Search the data for the string "title" and extract every line where it appears.

◆ Stored rows ◆
——————————

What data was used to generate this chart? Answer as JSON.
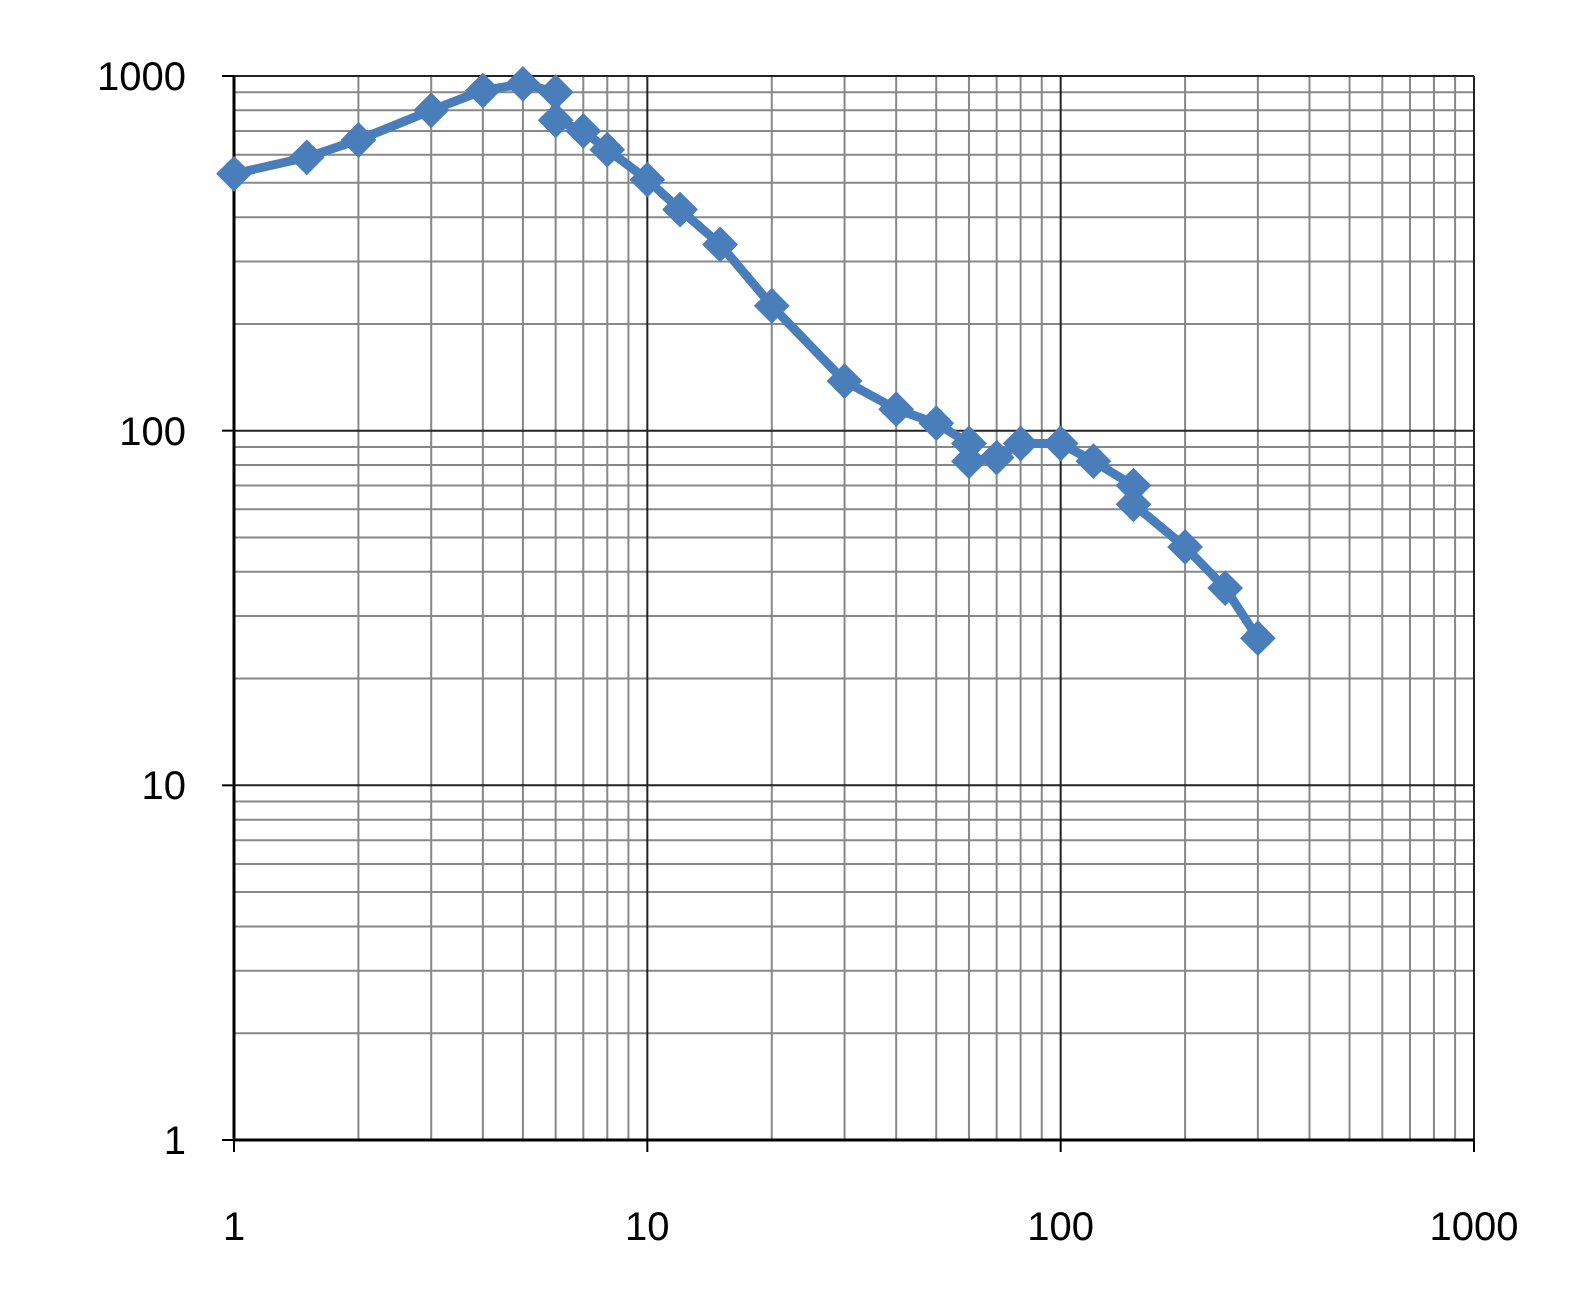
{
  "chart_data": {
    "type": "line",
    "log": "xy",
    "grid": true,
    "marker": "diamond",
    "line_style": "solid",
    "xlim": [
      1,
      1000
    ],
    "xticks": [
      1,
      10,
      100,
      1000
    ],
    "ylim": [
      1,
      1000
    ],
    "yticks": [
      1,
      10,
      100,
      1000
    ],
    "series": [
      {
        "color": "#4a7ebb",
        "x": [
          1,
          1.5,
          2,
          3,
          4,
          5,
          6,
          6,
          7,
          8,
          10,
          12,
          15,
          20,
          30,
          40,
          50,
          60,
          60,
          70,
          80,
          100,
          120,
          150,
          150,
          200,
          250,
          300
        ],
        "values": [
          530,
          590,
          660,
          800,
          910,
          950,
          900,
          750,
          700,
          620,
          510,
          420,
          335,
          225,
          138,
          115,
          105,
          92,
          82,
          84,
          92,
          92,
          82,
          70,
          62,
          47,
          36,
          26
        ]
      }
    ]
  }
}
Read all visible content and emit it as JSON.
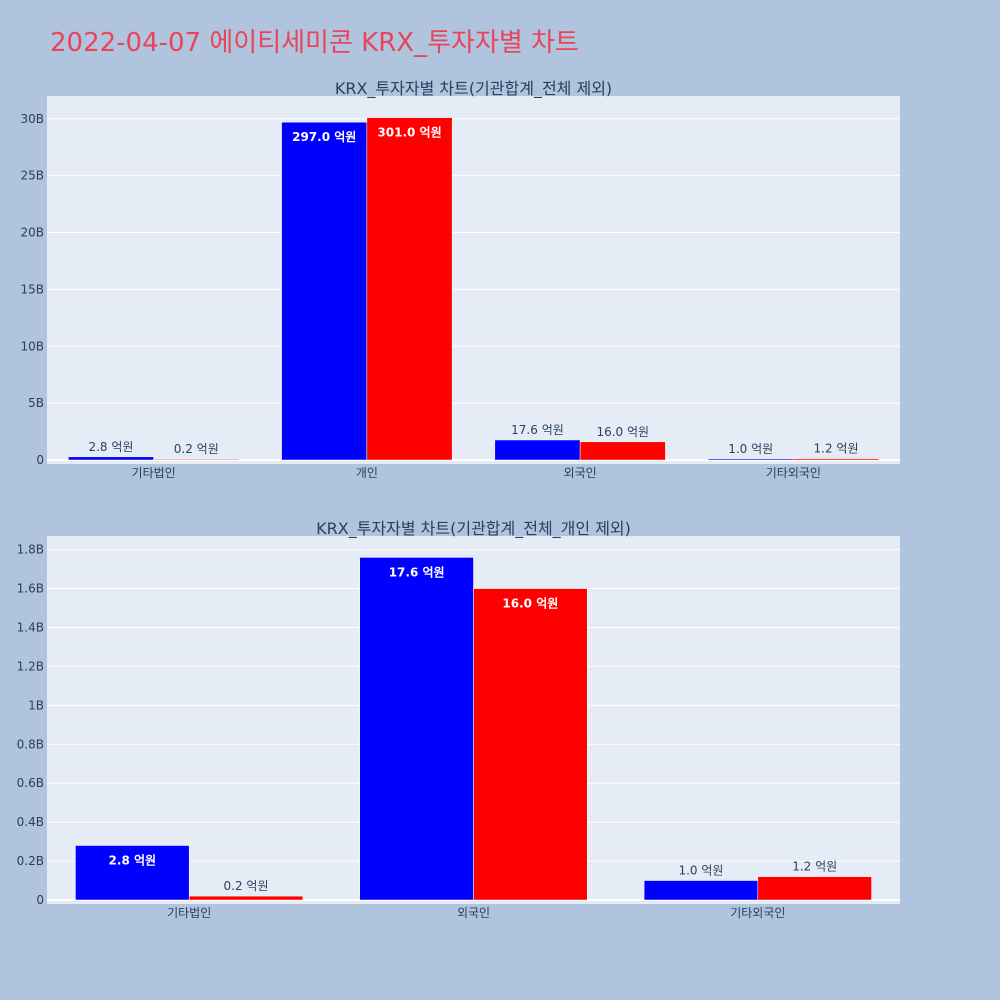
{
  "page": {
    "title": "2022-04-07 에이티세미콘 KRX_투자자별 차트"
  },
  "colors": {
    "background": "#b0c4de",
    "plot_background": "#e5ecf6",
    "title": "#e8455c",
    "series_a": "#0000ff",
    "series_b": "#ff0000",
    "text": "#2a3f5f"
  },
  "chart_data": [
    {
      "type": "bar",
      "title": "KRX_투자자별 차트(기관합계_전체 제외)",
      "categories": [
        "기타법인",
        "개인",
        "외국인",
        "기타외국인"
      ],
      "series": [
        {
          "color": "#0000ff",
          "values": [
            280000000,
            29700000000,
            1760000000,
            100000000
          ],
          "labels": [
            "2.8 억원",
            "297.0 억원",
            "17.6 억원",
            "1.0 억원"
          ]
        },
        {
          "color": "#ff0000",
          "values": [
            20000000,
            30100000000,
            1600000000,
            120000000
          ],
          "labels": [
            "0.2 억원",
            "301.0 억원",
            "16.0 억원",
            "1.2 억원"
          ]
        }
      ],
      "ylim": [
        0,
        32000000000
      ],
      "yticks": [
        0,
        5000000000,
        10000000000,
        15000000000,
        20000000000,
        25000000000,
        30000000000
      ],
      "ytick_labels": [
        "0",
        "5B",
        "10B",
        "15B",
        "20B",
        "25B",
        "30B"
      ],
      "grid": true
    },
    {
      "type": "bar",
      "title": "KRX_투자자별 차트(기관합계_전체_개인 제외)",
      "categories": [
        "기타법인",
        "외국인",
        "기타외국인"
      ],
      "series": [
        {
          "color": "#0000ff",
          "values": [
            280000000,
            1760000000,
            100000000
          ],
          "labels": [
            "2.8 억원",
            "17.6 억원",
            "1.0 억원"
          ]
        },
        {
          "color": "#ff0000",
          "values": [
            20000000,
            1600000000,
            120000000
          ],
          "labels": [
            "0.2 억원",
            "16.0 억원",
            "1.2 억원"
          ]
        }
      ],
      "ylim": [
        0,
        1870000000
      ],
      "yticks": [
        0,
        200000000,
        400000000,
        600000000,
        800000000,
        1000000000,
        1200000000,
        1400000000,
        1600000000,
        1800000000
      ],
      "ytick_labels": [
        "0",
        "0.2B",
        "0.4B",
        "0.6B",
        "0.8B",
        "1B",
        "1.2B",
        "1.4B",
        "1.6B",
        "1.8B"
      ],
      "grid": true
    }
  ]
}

——————————

◆ Final result ◆
    "title": "2022-04-07 에이티세미콘 KRX_투자자별 차트"
    "title": "#e8455c",
      "title": "KRX_투자자별 차트(기관합계_전체 제외)",
      "title": "KRX_투자자별 차트(기관합계_전체_개인 제외)",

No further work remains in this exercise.